__Task goal__
Pick out the lines containing "init".

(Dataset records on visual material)

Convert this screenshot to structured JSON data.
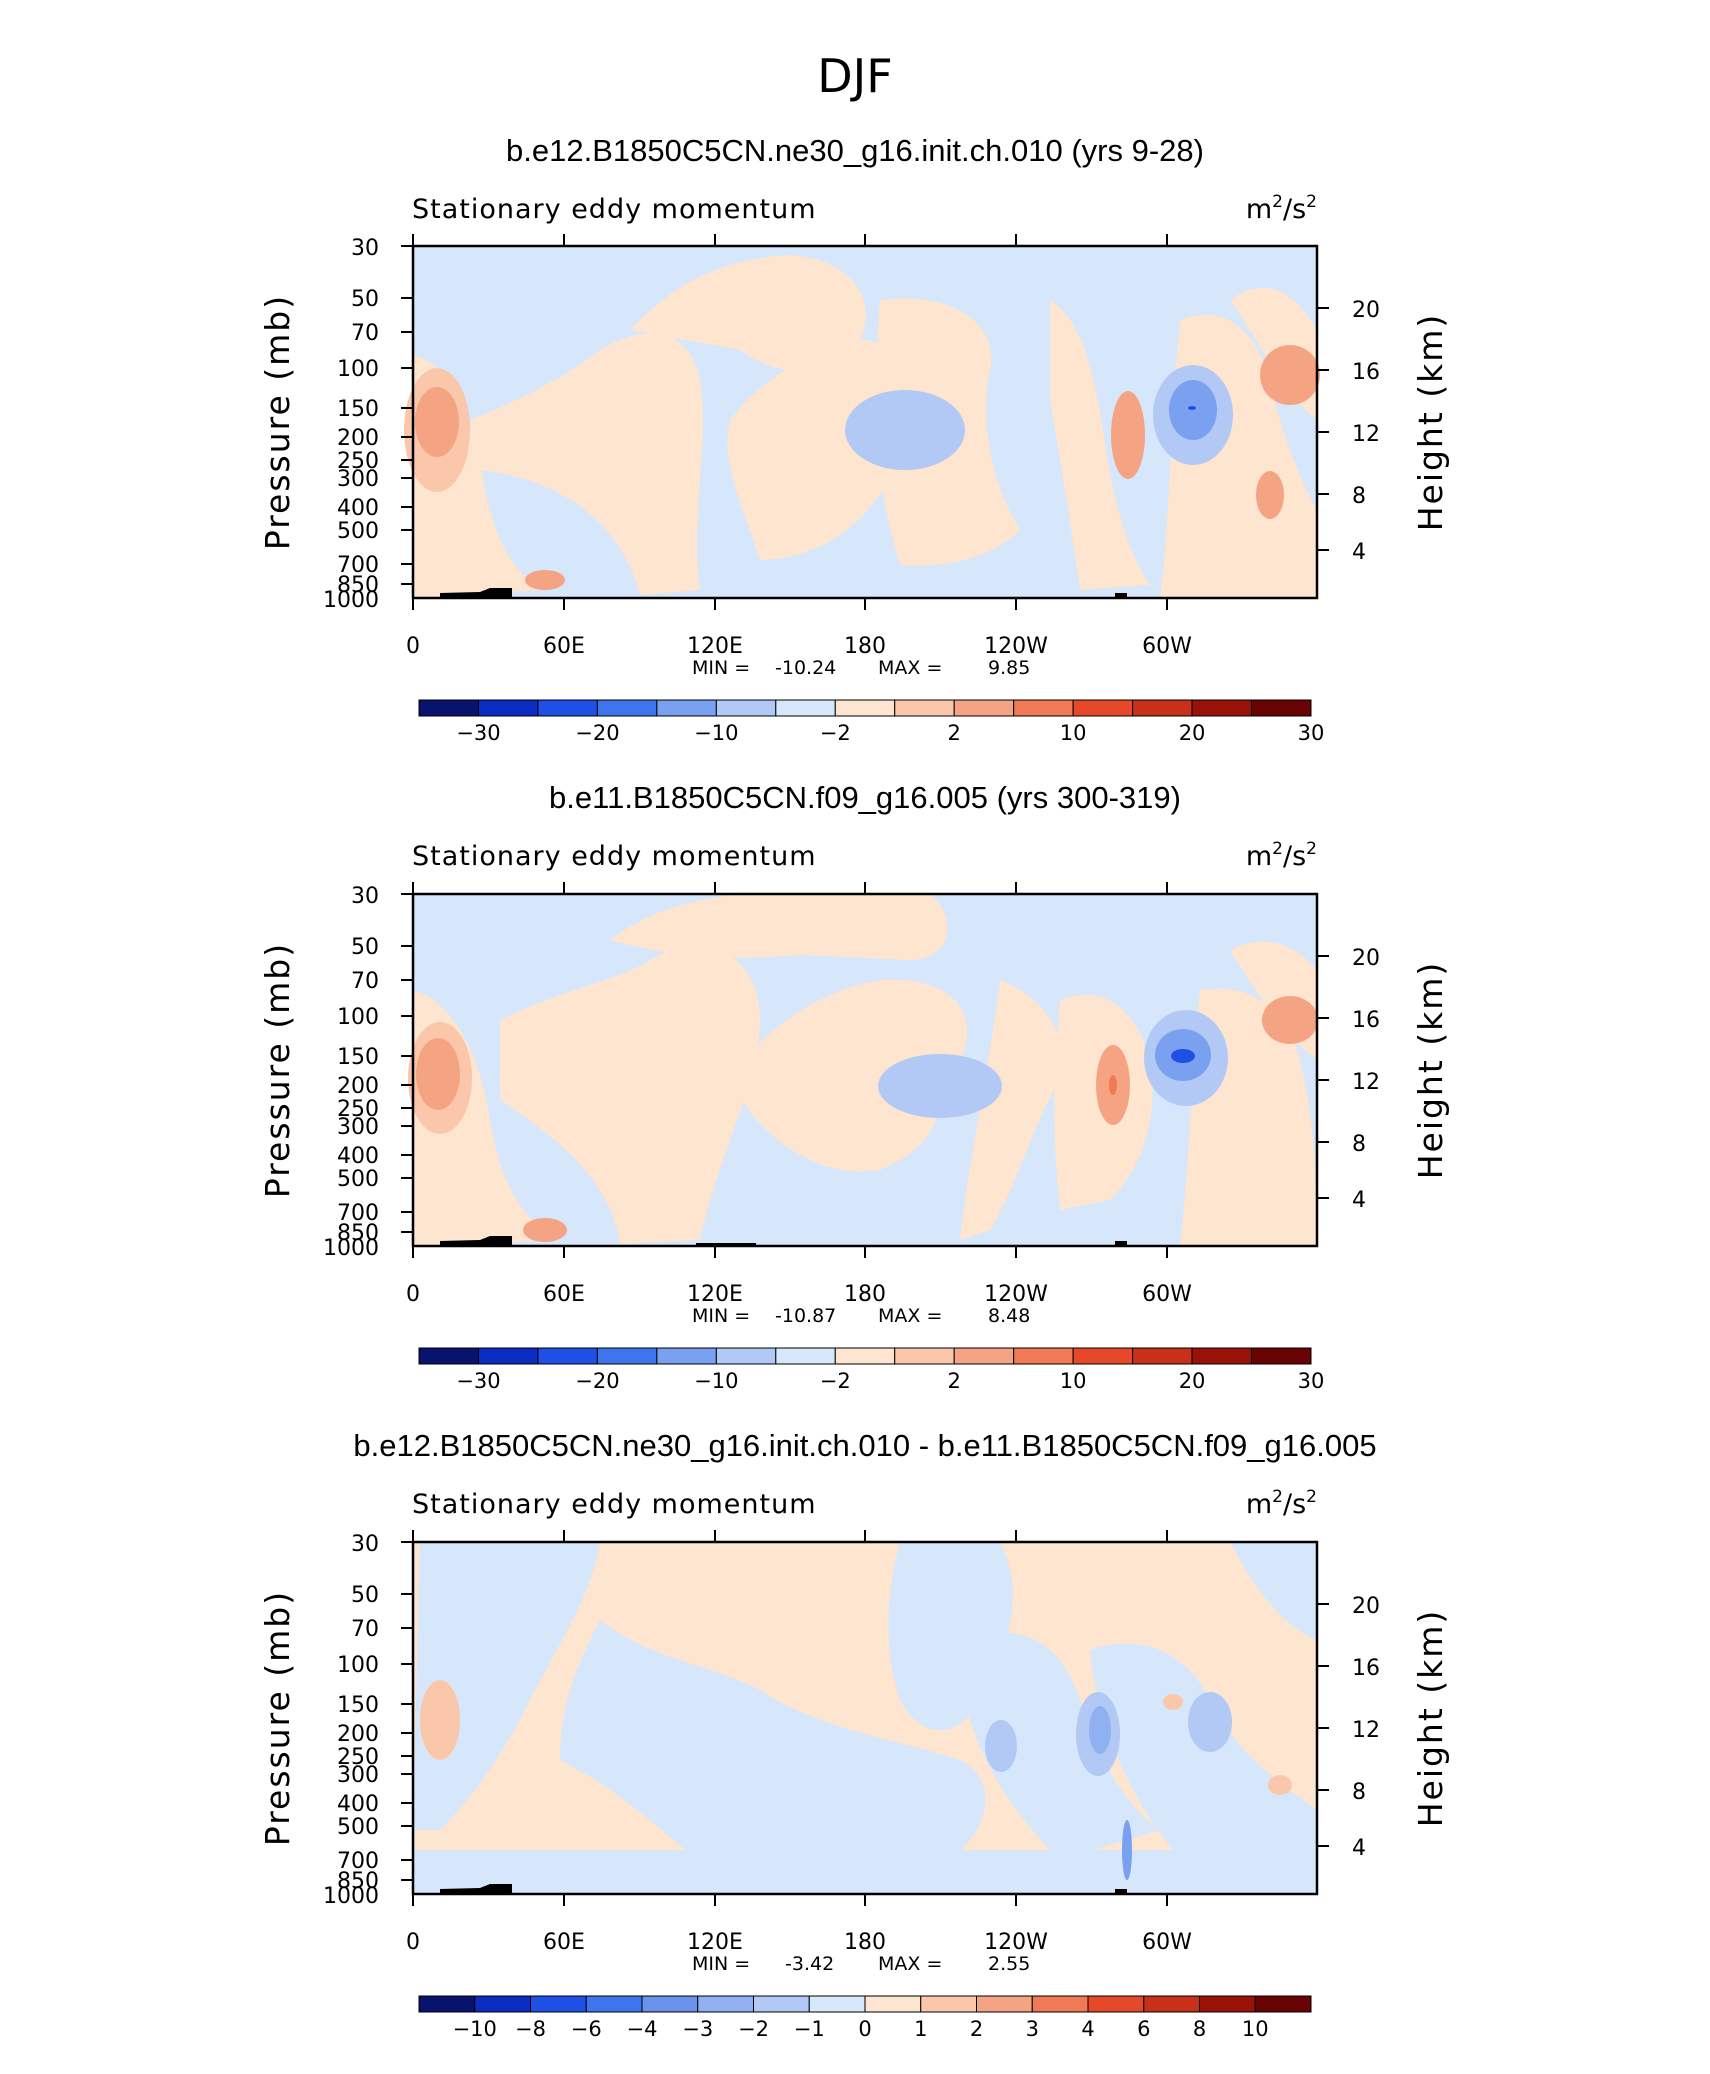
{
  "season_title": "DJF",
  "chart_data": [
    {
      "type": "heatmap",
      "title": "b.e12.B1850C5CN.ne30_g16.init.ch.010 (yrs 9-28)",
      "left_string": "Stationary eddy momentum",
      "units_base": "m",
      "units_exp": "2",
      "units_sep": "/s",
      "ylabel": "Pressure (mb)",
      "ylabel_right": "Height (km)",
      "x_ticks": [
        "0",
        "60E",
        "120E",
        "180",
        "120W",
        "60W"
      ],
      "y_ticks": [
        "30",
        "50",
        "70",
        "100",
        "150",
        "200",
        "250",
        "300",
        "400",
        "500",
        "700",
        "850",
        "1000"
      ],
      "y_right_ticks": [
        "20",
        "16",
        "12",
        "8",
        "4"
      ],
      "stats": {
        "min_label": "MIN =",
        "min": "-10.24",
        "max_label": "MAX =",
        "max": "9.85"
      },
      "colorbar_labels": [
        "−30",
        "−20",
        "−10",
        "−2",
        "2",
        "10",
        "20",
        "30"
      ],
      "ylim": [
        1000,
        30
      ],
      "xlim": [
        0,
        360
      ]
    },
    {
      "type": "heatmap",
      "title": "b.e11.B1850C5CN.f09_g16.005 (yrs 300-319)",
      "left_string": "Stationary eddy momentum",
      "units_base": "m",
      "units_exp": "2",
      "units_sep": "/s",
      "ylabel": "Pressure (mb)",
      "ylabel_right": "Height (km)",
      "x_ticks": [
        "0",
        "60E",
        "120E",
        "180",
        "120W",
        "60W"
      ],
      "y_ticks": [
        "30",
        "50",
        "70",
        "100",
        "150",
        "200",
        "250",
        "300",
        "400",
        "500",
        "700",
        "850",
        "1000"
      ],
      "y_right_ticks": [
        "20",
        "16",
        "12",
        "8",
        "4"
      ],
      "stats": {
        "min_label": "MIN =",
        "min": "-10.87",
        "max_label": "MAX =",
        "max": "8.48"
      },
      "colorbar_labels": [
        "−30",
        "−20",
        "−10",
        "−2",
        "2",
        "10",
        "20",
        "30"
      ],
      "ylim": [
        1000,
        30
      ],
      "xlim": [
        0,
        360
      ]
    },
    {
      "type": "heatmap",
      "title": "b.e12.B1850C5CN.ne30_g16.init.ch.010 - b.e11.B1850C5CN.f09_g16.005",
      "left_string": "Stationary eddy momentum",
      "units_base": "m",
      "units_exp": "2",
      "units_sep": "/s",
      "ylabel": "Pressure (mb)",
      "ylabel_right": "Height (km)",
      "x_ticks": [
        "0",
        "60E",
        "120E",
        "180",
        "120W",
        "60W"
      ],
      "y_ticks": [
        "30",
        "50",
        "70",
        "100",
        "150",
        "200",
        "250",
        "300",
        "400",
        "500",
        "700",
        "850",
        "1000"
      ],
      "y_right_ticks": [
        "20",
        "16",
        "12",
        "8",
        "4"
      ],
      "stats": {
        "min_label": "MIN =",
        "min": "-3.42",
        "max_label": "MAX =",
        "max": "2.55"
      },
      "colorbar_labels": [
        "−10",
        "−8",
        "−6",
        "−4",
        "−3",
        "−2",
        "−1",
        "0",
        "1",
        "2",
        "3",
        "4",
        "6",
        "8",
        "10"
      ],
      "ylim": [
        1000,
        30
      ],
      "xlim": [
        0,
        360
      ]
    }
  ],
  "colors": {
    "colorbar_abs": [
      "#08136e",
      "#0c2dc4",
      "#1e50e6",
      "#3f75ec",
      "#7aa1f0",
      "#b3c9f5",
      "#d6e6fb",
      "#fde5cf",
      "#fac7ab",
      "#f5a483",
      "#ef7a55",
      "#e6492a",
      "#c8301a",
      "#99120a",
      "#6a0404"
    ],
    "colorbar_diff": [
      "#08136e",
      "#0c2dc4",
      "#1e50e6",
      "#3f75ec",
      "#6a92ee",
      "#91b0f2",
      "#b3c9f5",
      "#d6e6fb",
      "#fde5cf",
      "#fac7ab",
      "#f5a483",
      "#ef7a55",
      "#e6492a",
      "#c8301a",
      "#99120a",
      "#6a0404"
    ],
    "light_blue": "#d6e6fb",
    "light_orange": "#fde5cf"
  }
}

__Right answer__
      "title": "b.e12.B1850C5CN.ne30_g16.init.ch.010 (yrs 9-28)",
      "title": "b.e12.B1850C5CN.ne30_g16.init.ch.010 - b.e11.B1850C5CN.f09_g16.005",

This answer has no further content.